## begin

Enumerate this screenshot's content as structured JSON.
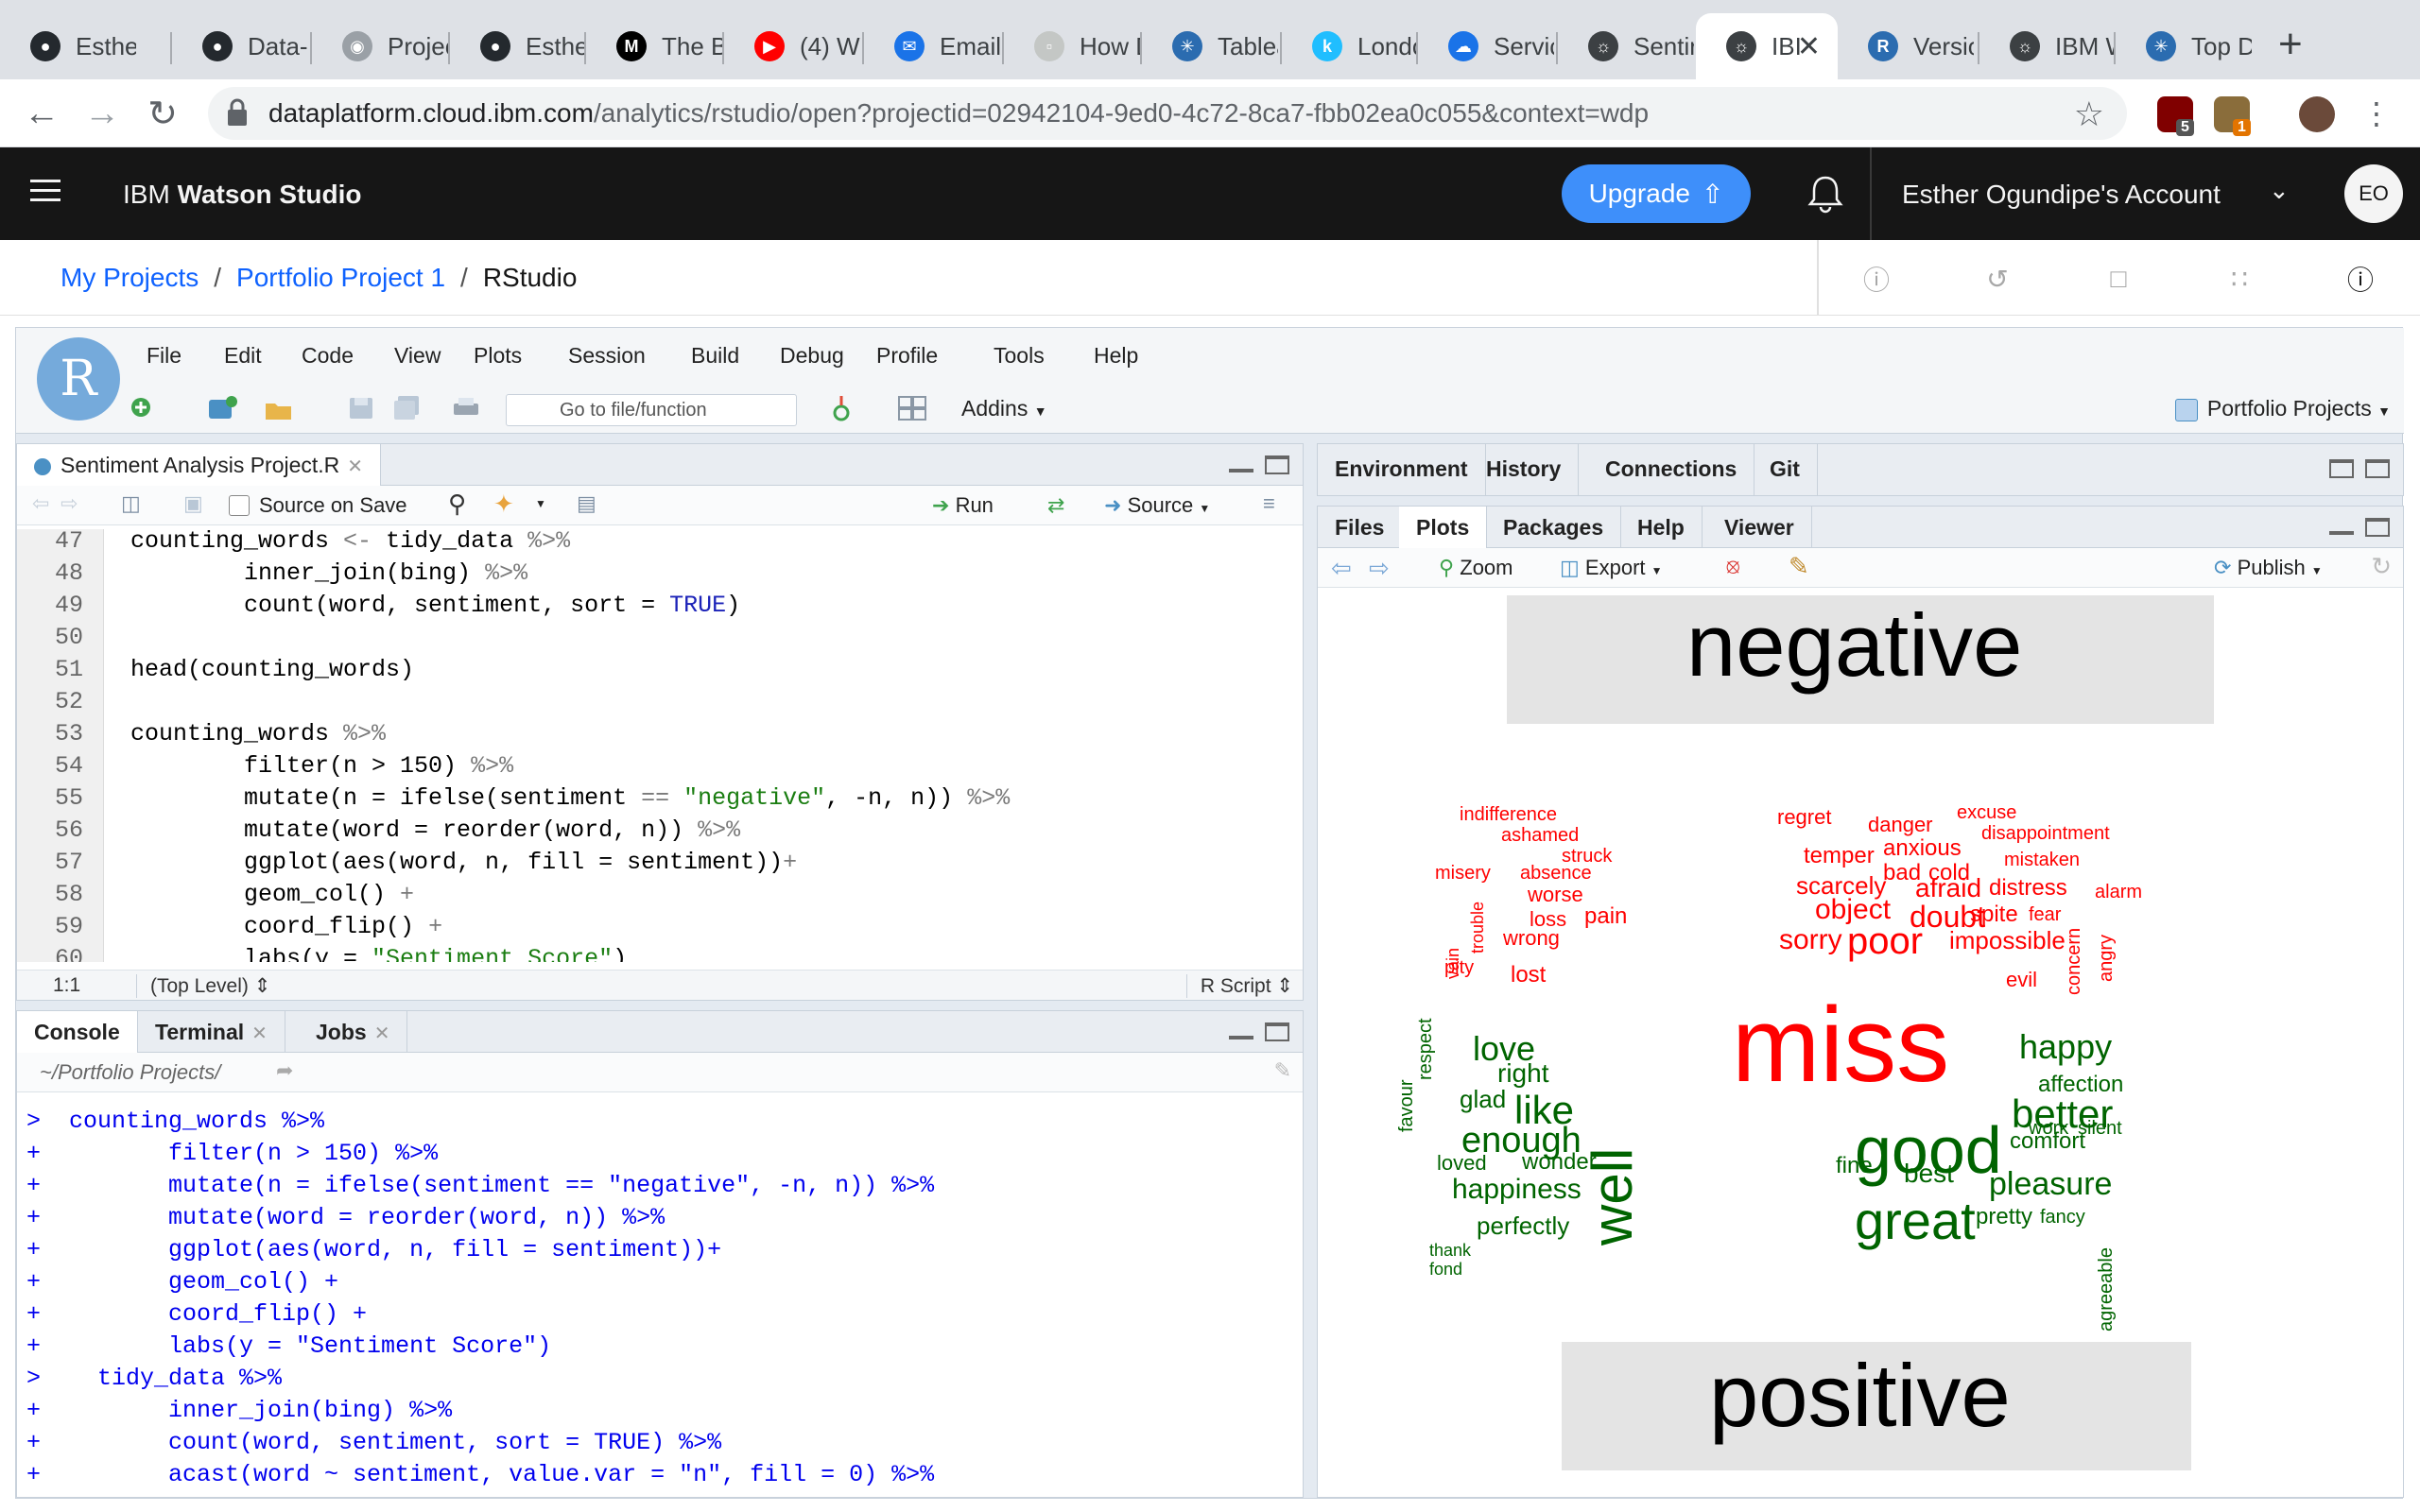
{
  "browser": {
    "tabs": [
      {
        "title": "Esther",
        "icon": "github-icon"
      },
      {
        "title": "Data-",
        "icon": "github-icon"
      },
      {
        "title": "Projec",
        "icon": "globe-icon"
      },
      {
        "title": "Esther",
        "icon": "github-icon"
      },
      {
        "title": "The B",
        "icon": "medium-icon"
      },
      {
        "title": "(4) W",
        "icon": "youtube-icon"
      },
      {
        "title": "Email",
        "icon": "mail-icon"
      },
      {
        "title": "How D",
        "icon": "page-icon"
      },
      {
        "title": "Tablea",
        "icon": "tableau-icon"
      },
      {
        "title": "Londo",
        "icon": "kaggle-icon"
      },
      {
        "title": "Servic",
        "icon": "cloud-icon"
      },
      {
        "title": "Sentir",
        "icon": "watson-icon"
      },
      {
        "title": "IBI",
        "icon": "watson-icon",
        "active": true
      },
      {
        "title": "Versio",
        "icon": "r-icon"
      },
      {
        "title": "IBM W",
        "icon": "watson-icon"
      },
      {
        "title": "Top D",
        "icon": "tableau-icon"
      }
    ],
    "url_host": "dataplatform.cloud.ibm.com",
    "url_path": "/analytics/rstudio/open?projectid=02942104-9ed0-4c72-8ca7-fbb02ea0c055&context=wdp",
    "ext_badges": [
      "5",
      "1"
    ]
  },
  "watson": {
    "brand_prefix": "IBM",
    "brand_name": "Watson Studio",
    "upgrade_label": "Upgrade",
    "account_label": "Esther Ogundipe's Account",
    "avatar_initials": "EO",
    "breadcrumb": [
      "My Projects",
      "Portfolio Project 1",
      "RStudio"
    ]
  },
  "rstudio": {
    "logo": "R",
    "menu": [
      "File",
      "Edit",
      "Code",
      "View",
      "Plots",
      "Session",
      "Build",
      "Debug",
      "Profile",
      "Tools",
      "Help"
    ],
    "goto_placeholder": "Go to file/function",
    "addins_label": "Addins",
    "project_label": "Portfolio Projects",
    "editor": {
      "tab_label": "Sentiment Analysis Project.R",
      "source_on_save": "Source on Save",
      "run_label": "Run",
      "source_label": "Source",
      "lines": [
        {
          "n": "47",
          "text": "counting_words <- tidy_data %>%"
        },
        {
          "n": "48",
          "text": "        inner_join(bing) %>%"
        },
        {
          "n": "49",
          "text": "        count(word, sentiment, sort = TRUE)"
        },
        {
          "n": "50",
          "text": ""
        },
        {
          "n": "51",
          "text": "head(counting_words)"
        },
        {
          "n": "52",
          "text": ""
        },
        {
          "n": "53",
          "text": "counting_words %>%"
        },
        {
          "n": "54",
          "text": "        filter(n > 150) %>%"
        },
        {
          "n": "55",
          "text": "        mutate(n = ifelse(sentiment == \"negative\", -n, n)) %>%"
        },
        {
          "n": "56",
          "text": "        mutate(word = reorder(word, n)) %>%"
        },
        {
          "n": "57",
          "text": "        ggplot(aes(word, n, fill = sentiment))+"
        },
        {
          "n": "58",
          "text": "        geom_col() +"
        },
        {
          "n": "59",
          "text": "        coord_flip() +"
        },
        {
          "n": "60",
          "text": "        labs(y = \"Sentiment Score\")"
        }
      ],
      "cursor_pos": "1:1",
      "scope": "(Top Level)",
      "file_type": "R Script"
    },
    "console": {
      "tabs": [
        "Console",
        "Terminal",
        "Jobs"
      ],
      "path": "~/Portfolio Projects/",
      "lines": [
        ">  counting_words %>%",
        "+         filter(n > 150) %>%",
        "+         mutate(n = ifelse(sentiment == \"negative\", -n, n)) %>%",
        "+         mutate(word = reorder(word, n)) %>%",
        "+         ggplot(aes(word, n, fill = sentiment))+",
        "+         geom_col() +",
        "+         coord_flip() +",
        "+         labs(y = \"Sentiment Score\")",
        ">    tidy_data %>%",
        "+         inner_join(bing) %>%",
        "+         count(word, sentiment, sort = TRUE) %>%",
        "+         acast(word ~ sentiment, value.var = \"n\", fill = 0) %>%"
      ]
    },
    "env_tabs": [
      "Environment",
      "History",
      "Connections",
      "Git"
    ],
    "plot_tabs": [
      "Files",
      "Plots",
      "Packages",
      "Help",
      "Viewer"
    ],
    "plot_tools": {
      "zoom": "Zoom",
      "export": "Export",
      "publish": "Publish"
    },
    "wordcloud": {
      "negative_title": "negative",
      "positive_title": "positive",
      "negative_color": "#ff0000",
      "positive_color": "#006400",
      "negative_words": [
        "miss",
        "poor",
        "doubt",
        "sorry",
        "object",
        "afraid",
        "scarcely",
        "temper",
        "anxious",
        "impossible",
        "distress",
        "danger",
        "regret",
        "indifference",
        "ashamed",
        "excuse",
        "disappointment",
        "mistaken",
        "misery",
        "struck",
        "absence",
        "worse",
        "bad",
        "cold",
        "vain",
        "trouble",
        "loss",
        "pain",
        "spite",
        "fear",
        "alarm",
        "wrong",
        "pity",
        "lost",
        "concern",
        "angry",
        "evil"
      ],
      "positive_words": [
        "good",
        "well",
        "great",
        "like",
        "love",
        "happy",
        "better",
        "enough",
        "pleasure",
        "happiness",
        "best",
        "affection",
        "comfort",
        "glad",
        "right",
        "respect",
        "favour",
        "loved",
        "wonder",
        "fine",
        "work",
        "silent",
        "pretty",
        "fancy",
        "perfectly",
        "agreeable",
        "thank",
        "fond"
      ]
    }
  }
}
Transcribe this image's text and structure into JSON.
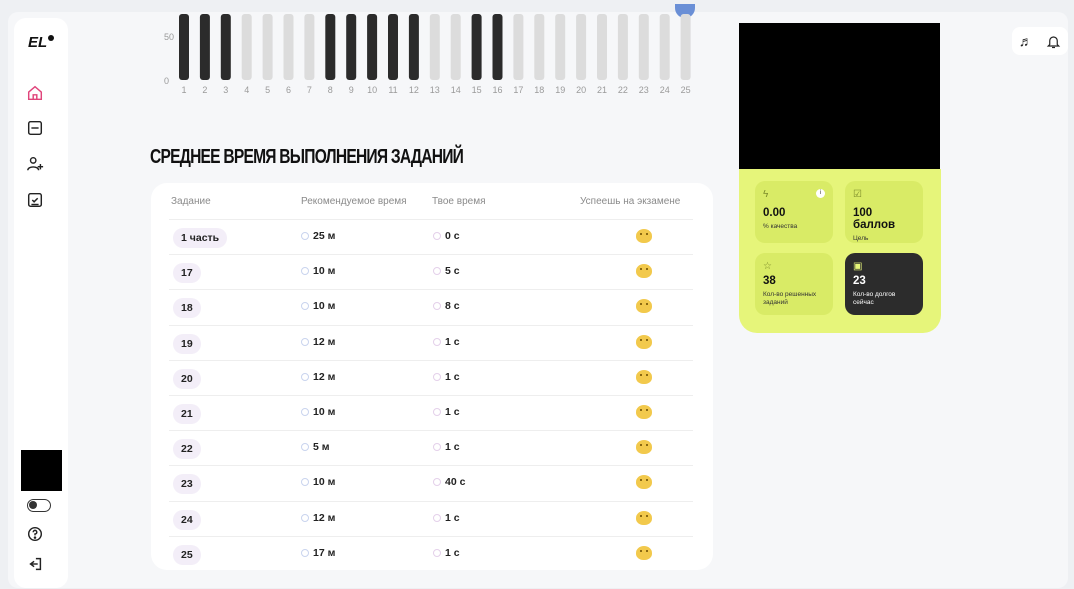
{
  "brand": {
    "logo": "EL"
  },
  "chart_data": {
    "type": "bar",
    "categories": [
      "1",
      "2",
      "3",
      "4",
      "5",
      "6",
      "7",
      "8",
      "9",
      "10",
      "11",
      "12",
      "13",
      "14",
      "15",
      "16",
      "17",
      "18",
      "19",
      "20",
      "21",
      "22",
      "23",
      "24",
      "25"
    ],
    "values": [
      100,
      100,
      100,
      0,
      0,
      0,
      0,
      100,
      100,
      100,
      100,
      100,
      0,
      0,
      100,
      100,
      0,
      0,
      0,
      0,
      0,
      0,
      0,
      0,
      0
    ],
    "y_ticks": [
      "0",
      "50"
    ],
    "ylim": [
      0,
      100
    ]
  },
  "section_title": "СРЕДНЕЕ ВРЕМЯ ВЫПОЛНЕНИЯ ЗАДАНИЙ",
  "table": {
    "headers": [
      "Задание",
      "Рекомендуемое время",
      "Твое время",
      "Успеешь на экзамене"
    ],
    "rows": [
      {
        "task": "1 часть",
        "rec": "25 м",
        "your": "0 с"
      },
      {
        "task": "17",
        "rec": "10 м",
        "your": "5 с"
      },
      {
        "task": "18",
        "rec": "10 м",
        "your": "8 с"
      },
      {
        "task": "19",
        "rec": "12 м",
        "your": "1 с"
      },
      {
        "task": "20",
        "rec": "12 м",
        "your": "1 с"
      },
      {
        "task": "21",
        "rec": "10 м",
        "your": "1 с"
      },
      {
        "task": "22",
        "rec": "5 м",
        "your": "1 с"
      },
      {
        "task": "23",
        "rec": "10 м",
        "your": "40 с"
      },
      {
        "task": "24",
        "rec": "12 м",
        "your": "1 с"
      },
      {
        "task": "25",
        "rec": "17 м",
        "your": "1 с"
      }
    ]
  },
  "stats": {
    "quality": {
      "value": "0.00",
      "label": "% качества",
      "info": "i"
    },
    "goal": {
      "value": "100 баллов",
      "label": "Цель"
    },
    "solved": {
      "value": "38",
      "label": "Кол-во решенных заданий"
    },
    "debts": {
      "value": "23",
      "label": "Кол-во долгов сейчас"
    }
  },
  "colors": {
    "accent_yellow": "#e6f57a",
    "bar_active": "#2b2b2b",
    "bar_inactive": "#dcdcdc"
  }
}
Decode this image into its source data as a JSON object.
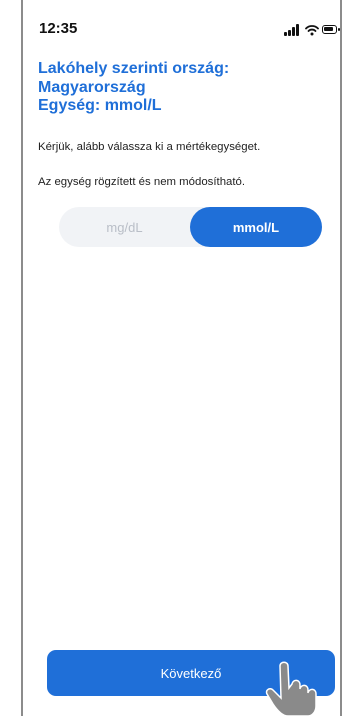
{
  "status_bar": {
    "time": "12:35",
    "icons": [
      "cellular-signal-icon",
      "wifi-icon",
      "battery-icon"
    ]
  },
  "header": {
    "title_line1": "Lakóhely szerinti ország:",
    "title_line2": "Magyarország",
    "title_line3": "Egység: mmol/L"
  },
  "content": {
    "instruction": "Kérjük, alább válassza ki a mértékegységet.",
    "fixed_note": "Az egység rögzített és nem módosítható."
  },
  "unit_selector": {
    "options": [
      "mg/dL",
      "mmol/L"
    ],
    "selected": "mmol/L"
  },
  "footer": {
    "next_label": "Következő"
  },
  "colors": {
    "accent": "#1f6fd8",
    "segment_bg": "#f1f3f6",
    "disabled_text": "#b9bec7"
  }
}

## end

> **Short problem**: Omit all pictures and write out, exactly, only the lines from the line containing "Decode this image" through the last line of the entries above.

> **Solution to this problem**:
Decode this image into its source data as a JSON object.
{
  "status_bar": {
    "time": "12:35",
    "icons": [
      "cellular-signal-icon",
      "wifi-icon",
      "battery-icon"
    ]
  },
  "header": {
    "title_line1": "Lakóhely szerinti ország:",
    "title_line2": "Magyarország",
    "title_line3": "Egység: mmol/L"
  },
  "content": {
    "instruction": "Kérjük, alább válassza ki a mértékegységet.",
    "fixed_note": "Az egység rögzített és nem módosítható."
  },
  "unit_selector": {
    "options": [
      "mg/dL",
      "mmol/L"
    ],
    "selected": "mmol/L"
  },
  "footer": {
    "next_label": "Következő"
  },
  "colors": {
    "accent": "#1f6fd8",
    "segment_bg": "#f1f3f6",
    "disabled_text": "#b9bec7"
  }
}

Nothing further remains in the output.